**AIM OF THE EXERCISE**
Which lines in the records below contain the word "später"? Copy each one out.

**TASK MATERIAL**
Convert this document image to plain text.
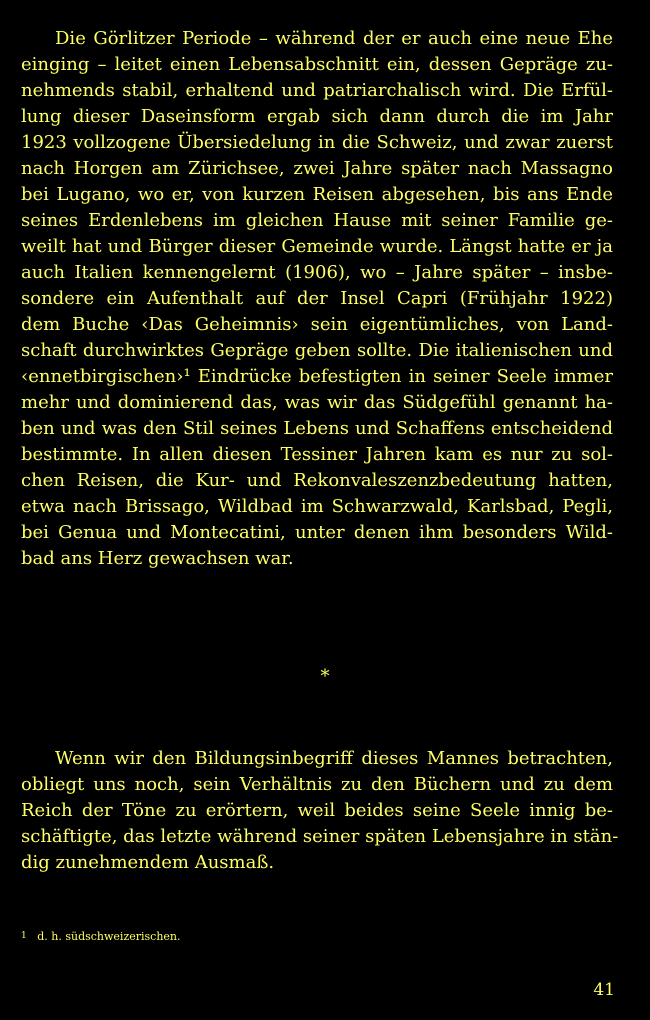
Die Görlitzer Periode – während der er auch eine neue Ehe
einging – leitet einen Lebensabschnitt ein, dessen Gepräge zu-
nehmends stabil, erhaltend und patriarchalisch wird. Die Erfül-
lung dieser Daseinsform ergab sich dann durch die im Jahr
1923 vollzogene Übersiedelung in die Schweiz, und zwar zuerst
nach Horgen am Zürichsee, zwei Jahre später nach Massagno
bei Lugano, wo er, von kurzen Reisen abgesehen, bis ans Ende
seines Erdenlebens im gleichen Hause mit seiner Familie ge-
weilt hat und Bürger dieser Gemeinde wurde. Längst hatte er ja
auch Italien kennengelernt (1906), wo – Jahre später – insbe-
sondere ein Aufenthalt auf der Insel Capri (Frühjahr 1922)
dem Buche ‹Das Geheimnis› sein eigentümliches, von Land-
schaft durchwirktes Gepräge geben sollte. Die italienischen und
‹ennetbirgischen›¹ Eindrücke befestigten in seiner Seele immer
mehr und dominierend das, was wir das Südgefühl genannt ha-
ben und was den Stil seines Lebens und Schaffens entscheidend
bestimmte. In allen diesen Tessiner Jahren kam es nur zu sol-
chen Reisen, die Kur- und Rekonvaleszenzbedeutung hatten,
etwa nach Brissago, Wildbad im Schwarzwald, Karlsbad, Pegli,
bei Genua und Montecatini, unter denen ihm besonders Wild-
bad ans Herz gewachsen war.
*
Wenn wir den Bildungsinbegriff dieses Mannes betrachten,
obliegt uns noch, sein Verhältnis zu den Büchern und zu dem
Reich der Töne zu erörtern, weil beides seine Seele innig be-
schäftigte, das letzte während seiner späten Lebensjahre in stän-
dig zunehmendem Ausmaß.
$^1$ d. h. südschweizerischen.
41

**FULL RESPONSE**
nach Horgen am Zürichsee, zwei Jahre später nach Massagno
auch Italien kennengelernt (1906), wo – Jahre später – insbe-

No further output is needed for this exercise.